- [AIM OF THE EXERCISE]
Without the pictures, set down every line of the data exactly.

── EXCERPTED RECORDS

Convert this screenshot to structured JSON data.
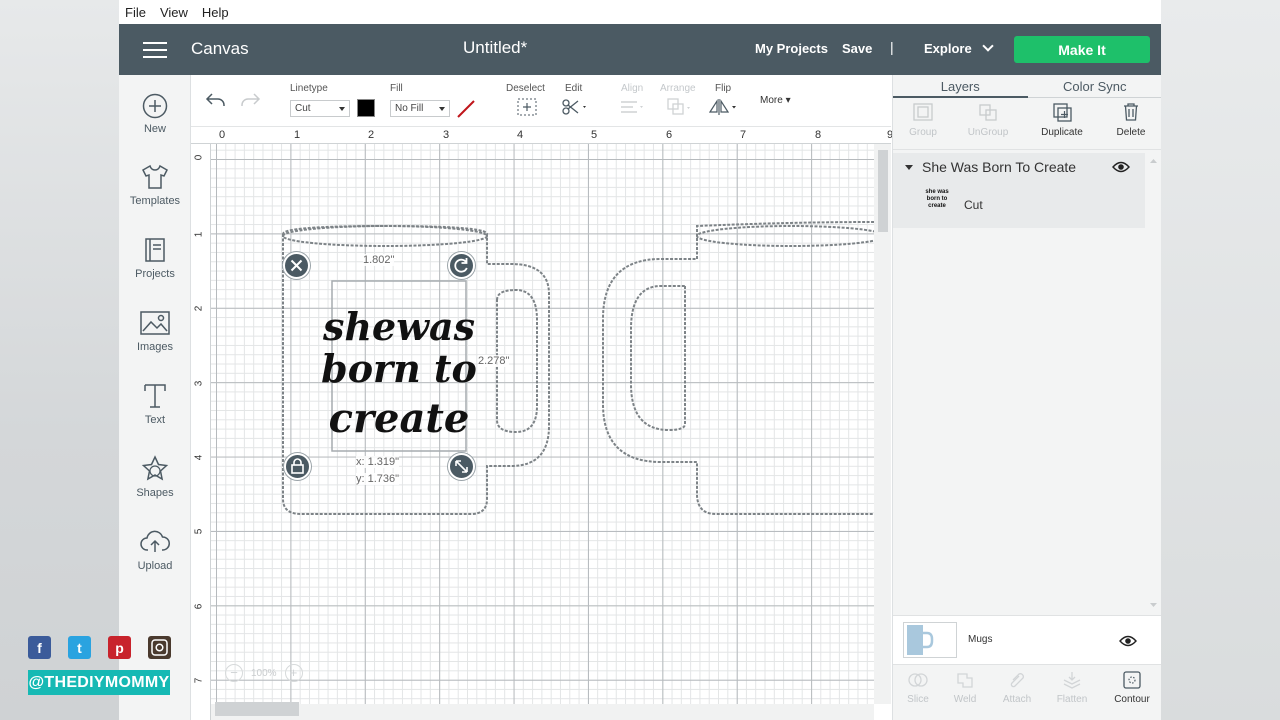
{
  "menu": [
    "File",
    "View",
    "Help"
  ],
  "header": {
    "brand": "Canvas",
    "doc_title": "Untitled*",
    "my_projects": "My Projects",
    "save": "Save",
    "separator": "|",
    "explore": "Explore",
    "make_it": "Make It"
  },
  "rail": {
    "new": "New",
    "templates": "Templates",
    "projects": "Projects",
    "images": "Images",
    "text": "Text",
    "shapes": "Shapes",
    "upload": "Upload"
  },
  "toolbar": {
    "linetype_label": "Linetype",
    "linetype_value": "Cut",
    "fill_label": "Fill",
    "fill_value": "No Fill",
    "deselect": "Deselect",
    "edit": "Edit",
    "align": "Align",
    "arrange": "Arrange",
    "flip": "Flip",
    "more": "More"
  },
  "ruler": {
    "top": [
      "0",
      "1",
      "2",
      "3",
      "4",
      "5",
      "6",
      "7",
      "8",
      "9"
    ],
    "left": [
      "0",
      "1",
      "2",
      "3",
      "4",
      "5",
      "6",
      "7"
    ]
  },
  "selection": {
    "width": "1.802\"",
    "height": "2.278\"",
    "x": "x: 1.319\"",
    "y": "y: 1.736\"",
    "art_lines": [
      "shewas",
      "born to",
      "create"
    ]
  },
  "zoom": {
    "minus": "−",
    "value": "100%",
    "plus": "+"
  },
  "panel": {
    "tabs": [
      "Layers",
      "Color Sync"
    ],
    "actions": {
      "group": "Group",
      "ungroup": "UnGroup",
      "duplicate": "Duplicate",
      "delete": "Delete"
    },
    "layer_group": "She Was Born To Create",
    "layer_item": "Cut",
    "layer_thumb_text": "she was born to create",
    "mugs": "Mugs",
    "bottom": {
      "slice": "Slice",
      "weld": "Weld",
      "attach": "Attach",
      "flatten": "Flatten",
      "contour": "Contour"
    }
  },
  "social": {
    "facebook": "f",
    "twitter": "t",
    "pinterest": "p",
    "handle": "@THEDIYMOMMY"
  },
  "colors": {
    "header": "#4b5a63",
    "make_it": "#1ec06a",
    "handle_tag": "#16b9b4"
  }
}
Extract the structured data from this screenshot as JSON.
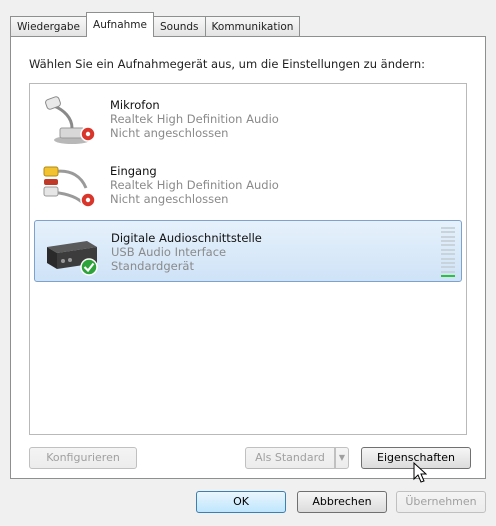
{
  "tabs": [
    {
      "label": "Wiedergabe",
      "active": false
    },
    {
      "label": "Aufnahme",
      "active": true
    },
    {
      "label": "Sounds",
      "active": false
    },
    {
      "label": "Kommunikation",
      "active": false
    }
  ],
  "instruction": "Wählen Sie ein Aufnahmegerät aus, um die Einstellungen zu ändern:",
  "devices": [
    {
      "name": "Mikrofon",
      "driver": "Realtek High Definition Audio",
      "status": "Nicht angeschlossen",
      "icon": "microphone-icon",
      "badge": "disconnected-badge",
      "selected": false
    },
    {
      "name": "Eingang",
      "driver": "Realtek High Definition Audio",
      "status": "Nicht angeschlossen",
      "icon": "audio-cable-icon",
      "badge": "disconnected-badge",
      "selected": false
    },
    {
      "name": "Digitale Audioschnittstelle",
      "driver": "USB Audio Interface",
      "status": "Standardgerät",
      "icon": "audio-interface-icon",
      "badge": "default-check-badge",
      "selected": true,
      "level": 0.1
    }
  ],
  "buttons": {
    "configure": "Konfigurieren",
    "set_default": "Als Standard",
    "properties": "Eigenschaften",
    "ok": "OK",
    "cancel": "Abbrechen",
    "apply": "Übernehmen"
  },
  "colors": {
    "selection_border": "#7da2ce",
    "badge_red": "#d9362b",
    "badge_green": "#2ea33a",
    "meter_green": "#2ec13c"
  }
}
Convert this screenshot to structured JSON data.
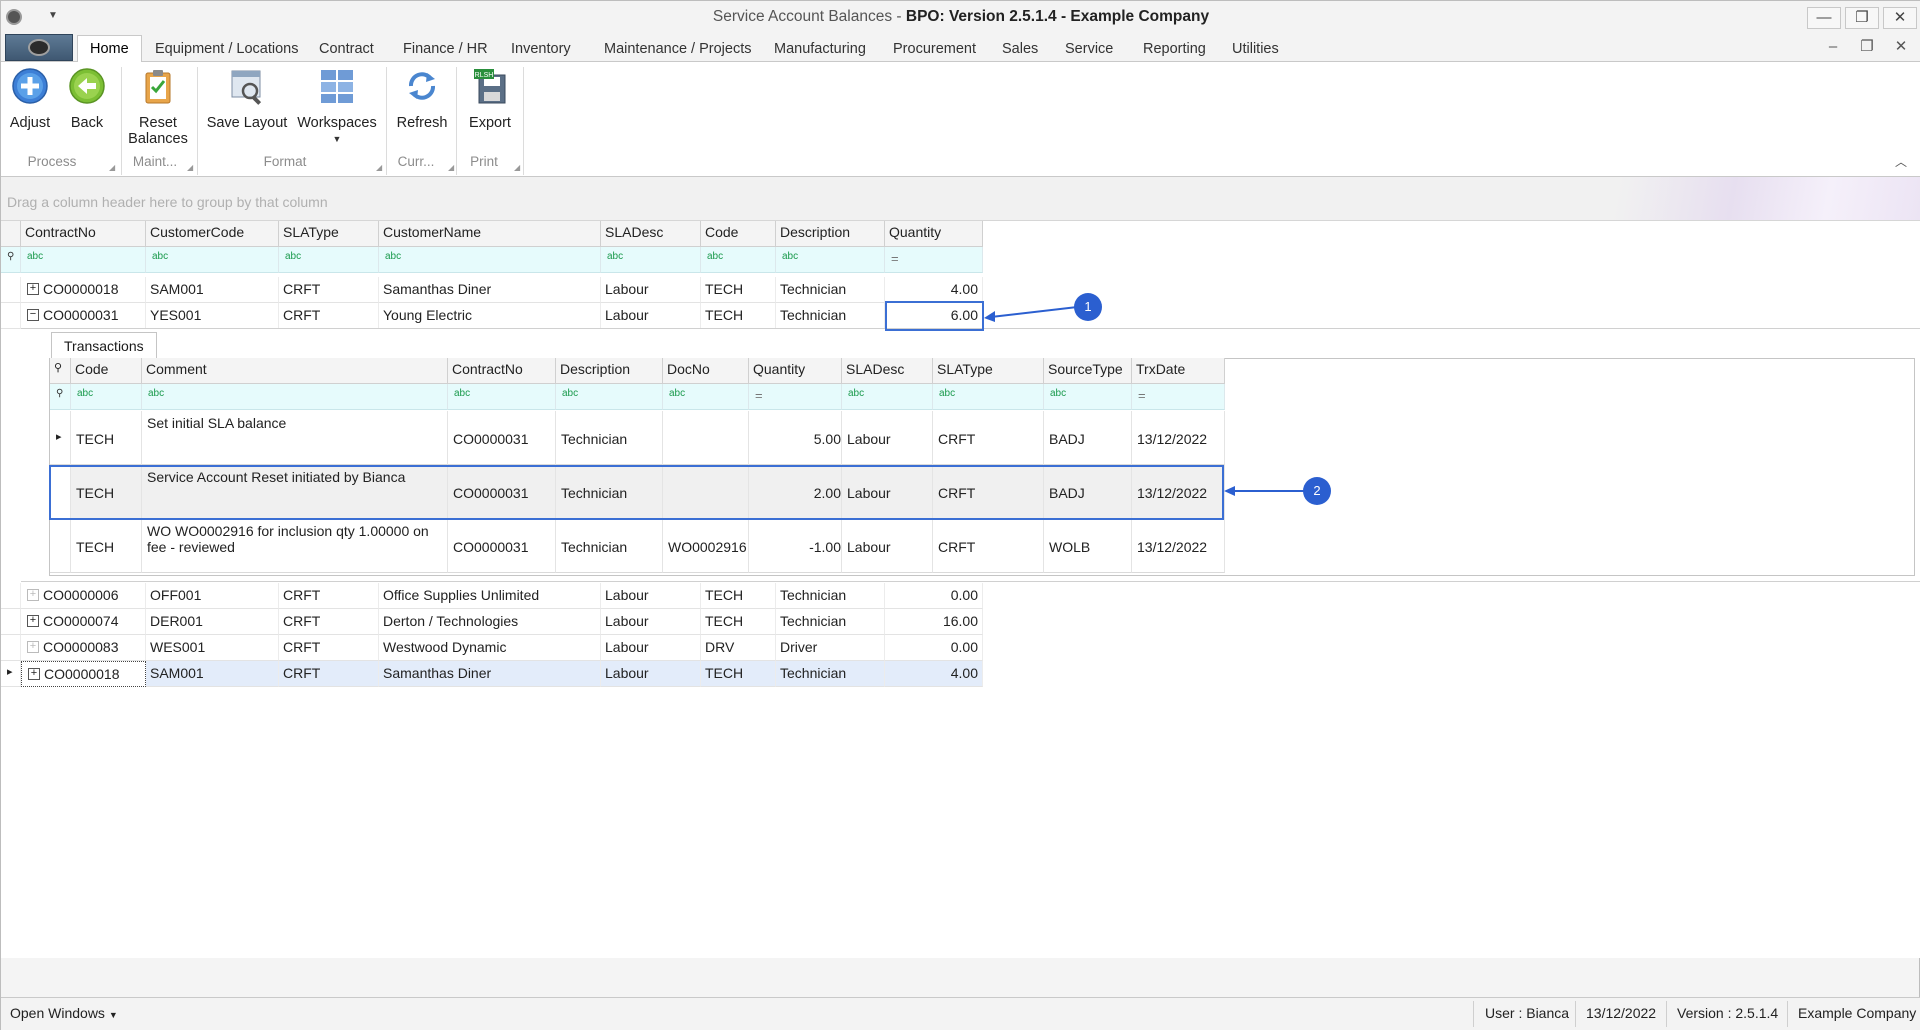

────

- [SOLUTION TO THIS PROBLEM]
Convert this screenshot to structured JSON data.
{
  "menu": [
    "File",
    "View",
    "Help"
  ],
  "header": {
    "brand": "Canvas",
    "doc_title": "Untitled*",
    "my_projects": "My Projects",
    "save": "Save",
    "separator": "|",
    "explore": "Explore",
    "make_it": "Make It"
  },
  "rail": {
    "new": "New",
    "templates": "Templates",
    "projects": "Projects",
    "images": "Images",
    "text": "Text",
    "shapes": "Shapes",
    "upload": "Upload"
  },
  "toolbar": {
    "linetype_label": "Linetype",
    "linetype_value": "Cut",
    "fill_label": "Fill",
    "fill_value": "No Fill",
    "deselect": "Deselect",
    "edit": "Edit",
    "align": "Align",
    "arrange": "Arrange",
    "flip": "Flip",
    "more": "More"
  },
  "ruler": {
    "top": [
      "0",
      "1",
      "2",
      "3",
      "4",
      "5",
      "6",
      "7",
      "8",
      "9"
    ],
    "left": [
      "0",
      "1",
      "2",
      "3",
      "4",
      "5",
      "6",
      "7"
    ]
  },
  "selection": {
    "width": "1.802\"",
    "height": "2.278\"",
    "x": "x: 1.319\"",
    "y": "y: 1.736\"",
    "art_lines": [
      "shewas",
      "born to",
      "create"
    ]
  },
  "zoom": {
    "minus": "−",
    "value": "100%",
    "plus": "+"
  },
  "panel": {
    "tabs": [
      "Layers",
      "Color Sync"
    ],
    "actions": {
      "group": "Group",
      "ungroup": "UnGroup",
      "duplicate": "Duplicate",
      "delete": "Delete"
    },
    "layer_group": "She Was Born To Create",
    "layer_item": "Cut",
    "layer_thumb_text": "she was born to create",
    "mugs": "Mugs",
    "bottom": {
      "slice": "Slice",
      "weld": "Weld",
      "attach": "Attach",
      "flatten": "Flatten",
      "contour": "Contour"
    }
  },
  "social": {
    "facebook": "f",
    "twitter": "t",
    "pinterest": "p",
    "handle": "@THEDIYMOMMY"
  },
  "colors": {
    "header": "#4b5a63",
    "make_it": "#1ec06a",
    "handle_tag": "#16b9b4"
  }
}
Extract the structured data from this screenshot as JSON.
{
  "tabs": [
    {
      "label": "Wiedergabe",
      "active": false
    },
    {
      "label": "Aufnahme",
      "active": true
    },
    {
      "label": "Sounds",
      "active": false
    },
    {
      "label": "Kommunikation",
      "active": false
    }
  ],
  "instruction": "Wählen Sie ein Aufnahmegerät aus, um die Einstellungen zu ändern:",
  "devices": [
    {
      "name": "Mikrofon",
      "driver": "Realtek High Definition Audio",
      "status": "Nicht angeschlossen",
      "icon": "microphone-icon",
      "badge": "disconnected-badge",
      "selected": false
    },
    {
      "name": "Eingang",
      "driver": "Realtek High Definition Audio",
      "status": "Nicht angeschlossen",
      "icon": "audio-cable-icon",
      "badge": "disconnected-badge",
      "selected": false
    },
    {
      "name": "Digitale Audioschnittstelle",
      "driver": "USB Audio Interface",
      "status": "Standardgerät",
      "icon": "audio-interface-icon",
      "badge": "default-check-badge",
      "selected": true,
      "level": 0.1
    }
  ],
  "buttons": {
    "configure": "Konfigurieren",
    "set_default": "Als Standard",
    "properties": "Eigenschaften",
    "ok": "OK",
    "cancel": "Abbrechen",
    "apply": "Übernehmen"
  },
  "colors": {
    "selection_border": "#7da2ce",
    "badge_red": "#d9362b",
    "badge_green": "#2ea33a",
    "meter_green": "#2ec13c"
  }
}
Convert this screenshot to structured JSON data.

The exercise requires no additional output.